Collected data
#####

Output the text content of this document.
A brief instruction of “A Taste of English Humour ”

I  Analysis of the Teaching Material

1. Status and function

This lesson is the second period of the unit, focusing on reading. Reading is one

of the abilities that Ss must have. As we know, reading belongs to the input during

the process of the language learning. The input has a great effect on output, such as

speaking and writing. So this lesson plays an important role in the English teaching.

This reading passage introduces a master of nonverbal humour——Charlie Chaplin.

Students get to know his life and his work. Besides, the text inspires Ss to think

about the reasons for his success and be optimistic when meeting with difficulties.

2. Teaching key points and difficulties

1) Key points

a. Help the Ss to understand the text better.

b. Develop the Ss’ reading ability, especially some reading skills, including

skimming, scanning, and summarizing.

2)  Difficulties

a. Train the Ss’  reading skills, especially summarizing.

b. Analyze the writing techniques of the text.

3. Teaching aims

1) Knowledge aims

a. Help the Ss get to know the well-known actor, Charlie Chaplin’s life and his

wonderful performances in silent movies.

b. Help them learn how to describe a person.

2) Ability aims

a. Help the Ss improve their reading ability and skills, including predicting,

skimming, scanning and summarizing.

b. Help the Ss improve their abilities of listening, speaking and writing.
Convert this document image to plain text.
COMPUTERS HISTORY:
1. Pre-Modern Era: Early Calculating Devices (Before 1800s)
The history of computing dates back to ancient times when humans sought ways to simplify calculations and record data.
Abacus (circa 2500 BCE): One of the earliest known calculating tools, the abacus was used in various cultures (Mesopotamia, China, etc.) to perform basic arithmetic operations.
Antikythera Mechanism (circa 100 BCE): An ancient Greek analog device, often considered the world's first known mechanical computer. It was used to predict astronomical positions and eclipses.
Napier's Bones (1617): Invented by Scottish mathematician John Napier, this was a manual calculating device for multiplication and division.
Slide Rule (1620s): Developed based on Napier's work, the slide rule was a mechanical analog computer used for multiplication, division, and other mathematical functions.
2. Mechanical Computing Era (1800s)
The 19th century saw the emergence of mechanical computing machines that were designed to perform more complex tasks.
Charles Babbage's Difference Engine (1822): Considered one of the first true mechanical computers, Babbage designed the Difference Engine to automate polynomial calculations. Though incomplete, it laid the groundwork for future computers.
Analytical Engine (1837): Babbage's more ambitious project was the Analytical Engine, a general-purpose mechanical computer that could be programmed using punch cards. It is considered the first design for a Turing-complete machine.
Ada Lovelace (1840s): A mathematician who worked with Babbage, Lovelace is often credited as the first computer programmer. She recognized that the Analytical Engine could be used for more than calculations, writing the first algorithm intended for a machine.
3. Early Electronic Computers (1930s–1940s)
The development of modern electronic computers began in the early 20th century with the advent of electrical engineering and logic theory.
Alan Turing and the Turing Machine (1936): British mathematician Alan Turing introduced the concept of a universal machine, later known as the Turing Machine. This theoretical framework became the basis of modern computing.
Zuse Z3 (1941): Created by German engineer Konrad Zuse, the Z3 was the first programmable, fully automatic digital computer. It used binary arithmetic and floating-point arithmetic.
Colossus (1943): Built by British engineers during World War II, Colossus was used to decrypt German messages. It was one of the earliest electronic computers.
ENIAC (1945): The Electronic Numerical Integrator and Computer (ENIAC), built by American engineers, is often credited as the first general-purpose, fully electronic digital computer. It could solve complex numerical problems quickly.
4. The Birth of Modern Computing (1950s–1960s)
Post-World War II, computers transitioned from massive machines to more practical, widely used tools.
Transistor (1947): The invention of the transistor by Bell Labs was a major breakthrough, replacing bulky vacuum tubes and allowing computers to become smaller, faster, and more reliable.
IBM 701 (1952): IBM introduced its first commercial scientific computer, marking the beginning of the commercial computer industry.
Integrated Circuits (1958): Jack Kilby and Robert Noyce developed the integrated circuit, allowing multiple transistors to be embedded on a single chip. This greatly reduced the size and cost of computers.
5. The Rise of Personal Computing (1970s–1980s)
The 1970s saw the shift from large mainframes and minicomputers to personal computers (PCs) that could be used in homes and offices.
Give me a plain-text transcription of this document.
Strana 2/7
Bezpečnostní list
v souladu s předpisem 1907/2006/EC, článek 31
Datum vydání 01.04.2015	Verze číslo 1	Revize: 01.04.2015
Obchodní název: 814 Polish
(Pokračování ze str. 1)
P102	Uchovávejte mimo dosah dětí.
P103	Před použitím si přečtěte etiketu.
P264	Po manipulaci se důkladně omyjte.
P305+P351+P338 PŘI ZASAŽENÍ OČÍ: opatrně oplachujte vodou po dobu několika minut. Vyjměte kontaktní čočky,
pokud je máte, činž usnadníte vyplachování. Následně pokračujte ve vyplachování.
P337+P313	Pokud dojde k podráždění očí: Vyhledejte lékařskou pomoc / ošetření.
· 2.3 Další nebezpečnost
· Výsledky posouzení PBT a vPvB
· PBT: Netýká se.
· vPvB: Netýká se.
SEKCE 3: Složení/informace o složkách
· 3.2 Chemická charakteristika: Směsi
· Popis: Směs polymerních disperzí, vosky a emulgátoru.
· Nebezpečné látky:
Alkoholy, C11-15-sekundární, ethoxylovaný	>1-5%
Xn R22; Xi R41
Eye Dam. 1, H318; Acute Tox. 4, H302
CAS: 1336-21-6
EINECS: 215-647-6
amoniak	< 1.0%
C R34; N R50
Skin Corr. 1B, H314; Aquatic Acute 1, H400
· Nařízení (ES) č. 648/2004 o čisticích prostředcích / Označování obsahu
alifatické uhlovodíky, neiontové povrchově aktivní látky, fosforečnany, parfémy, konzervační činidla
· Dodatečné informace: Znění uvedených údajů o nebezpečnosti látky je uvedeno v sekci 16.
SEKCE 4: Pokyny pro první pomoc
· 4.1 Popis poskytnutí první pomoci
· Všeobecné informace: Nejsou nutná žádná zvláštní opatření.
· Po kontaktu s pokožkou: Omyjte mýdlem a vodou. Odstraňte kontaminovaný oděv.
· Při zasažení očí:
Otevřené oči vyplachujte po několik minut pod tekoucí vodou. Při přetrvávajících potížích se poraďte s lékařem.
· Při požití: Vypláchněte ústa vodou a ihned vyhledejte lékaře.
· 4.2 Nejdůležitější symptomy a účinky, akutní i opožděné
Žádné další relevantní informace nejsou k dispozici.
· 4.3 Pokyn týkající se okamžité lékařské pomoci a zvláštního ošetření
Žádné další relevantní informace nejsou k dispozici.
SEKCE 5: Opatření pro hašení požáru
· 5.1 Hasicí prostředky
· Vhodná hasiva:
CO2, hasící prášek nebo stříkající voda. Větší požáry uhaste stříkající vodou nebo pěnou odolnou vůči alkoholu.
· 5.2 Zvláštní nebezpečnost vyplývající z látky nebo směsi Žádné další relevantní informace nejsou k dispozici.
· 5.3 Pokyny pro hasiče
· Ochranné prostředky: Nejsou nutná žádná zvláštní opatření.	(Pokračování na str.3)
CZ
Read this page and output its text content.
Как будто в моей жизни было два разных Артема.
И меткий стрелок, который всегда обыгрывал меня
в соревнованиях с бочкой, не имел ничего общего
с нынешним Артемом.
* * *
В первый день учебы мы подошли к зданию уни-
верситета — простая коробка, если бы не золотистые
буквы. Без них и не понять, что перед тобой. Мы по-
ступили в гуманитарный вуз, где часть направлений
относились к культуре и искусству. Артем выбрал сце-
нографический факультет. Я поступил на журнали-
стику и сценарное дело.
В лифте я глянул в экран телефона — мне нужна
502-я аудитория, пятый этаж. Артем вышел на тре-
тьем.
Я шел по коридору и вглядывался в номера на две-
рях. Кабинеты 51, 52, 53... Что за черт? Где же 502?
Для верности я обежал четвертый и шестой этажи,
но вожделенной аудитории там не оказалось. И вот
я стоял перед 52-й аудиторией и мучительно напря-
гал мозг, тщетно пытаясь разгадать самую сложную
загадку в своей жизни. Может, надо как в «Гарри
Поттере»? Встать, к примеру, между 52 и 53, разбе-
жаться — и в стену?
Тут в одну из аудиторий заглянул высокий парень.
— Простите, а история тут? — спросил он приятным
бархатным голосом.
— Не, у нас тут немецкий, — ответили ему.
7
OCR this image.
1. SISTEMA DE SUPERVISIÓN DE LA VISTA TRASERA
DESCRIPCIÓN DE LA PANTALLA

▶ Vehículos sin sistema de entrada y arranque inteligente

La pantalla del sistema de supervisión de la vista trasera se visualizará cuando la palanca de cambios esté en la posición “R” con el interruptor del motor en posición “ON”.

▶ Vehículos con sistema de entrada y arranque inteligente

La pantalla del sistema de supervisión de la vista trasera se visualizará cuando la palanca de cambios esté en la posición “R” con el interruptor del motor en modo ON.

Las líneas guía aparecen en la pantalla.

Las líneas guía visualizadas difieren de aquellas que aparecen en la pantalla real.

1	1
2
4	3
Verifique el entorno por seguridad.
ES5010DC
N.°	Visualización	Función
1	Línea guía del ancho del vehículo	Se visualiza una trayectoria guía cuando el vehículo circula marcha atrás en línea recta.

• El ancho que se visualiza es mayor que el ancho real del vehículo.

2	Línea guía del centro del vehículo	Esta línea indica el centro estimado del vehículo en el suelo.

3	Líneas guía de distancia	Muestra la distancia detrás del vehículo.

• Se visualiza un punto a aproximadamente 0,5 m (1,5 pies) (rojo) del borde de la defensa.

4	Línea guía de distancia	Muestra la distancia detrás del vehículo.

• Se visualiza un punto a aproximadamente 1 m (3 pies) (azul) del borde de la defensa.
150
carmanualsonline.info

#####

Request → Looking at the entries above, how many lines contain the word "reading"? Answer with the number alone.

Response → 6